• Task details:
Rewrite the material starting at its first line and ending at the line containing "pavilion-icon (38, 1404, 82, 1443)", swapping "system-navigation-bar" for "bottom-nav-bar" and keeping everything else unchanged.

[Records from a dataset]
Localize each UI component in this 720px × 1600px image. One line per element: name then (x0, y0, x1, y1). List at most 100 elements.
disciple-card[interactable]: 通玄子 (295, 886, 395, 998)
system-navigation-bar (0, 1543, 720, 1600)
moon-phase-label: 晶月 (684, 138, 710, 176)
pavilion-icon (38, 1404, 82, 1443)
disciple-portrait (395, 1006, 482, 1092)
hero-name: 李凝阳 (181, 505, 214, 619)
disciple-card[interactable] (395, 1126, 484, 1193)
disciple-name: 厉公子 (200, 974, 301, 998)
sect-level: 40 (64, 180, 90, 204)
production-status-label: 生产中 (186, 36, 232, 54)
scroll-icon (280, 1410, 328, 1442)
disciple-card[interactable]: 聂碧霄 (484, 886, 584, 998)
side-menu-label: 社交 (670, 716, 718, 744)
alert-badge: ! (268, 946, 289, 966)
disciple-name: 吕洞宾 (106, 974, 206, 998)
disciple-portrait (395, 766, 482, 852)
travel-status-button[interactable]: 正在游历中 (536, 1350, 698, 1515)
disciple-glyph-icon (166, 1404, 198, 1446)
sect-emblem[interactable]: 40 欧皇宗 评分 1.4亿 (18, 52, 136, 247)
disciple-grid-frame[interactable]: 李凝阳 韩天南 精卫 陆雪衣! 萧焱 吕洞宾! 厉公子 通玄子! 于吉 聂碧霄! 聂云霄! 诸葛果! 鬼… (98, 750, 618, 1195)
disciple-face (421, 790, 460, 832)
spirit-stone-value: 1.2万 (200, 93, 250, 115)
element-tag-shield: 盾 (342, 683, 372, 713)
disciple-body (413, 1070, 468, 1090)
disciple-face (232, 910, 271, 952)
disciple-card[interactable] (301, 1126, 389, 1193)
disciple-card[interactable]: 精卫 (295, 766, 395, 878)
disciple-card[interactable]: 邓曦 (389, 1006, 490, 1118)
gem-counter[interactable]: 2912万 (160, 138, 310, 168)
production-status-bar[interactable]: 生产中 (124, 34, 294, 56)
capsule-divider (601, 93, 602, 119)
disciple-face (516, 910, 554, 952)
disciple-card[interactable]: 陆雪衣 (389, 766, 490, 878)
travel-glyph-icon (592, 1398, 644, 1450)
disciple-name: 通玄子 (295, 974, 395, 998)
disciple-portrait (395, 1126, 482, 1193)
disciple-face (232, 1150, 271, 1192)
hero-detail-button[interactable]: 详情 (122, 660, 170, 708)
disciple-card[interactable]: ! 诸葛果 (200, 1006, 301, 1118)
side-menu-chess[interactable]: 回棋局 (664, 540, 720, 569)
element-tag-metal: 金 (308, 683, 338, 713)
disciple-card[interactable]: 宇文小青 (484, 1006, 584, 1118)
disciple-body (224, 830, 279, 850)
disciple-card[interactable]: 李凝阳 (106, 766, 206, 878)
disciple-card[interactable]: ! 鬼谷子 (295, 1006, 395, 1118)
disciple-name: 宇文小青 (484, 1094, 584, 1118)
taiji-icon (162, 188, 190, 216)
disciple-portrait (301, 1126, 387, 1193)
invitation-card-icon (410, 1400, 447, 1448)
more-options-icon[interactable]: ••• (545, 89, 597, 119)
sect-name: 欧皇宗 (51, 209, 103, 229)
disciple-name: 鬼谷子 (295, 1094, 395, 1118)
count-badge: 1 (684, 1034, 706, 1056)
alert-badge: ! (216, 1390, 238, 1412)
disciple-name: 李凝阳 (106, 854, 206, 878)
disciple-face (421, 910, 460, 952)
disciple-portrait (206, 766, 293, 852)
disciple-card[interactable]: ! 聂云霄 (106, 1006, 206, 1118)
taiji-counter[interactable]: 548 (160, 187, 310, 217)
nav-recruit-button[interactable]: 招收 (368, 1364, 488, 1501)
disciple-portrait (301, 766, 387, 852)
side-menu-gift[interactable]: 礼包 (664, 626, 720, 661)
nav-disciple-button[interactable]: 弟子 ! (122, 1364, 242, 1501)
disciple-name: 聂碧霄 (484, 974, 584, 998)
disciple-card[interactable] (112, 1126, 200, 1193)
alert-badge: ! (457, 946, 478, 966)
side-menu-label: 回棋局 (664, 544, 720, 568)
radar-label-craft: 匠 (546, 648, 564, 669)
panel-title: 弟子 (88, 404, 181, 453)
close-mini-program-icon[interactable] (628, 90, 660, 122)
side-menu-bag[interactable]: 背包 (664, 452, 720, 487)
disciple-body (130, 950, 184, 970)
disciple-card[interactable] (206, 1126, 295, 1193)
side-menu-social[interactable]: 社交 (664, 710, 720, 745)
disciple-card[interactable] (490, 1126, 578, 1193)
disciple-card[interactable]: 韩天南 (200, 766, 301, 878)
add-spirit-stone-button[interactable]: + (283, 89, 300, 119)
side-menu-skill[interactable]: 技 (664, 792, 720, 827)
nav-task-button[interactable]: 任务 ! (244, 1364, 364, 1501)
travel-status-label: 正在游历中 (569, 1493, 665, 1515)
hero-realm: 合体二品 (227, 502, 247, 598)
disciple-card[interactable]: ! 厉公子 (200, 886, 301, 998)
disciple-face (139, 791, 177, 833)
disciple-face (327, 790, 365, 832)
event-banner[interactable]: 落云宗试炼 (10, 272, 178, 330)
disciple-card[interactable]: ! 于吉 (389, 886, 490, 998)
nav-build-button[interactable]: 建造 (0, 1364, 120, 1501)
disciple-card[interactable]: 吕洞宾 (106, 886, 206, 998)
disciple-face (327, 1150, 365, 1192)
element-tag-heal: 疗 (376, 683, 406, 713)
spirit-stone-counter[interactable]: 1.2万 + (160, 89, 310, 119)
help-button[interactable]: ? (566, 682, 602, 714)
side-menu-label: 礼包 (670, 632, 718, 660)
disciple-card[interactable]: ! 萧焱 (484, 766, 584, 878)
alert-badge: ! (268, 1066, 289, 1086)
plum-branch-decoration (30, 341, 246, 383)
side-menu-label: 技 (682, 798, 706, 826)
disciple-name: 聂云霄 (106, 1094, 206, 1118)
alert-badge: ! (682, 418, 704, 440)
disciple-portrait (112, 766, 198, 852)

• Final result:
Localize each UI component in this 720px × 1600px image. One line per element: name then (x0, y0, x1, y1). List at most 100 elements.
disciple-card[interactable]: 通玄子 (295, 886, 395, 998)
bottom-nav-bar (0, 1543, 720, 1600)
moon-phase-label: 晶月 (684, 138, 710, 176)
pavilion-icon (38, 1404, 82, 1443)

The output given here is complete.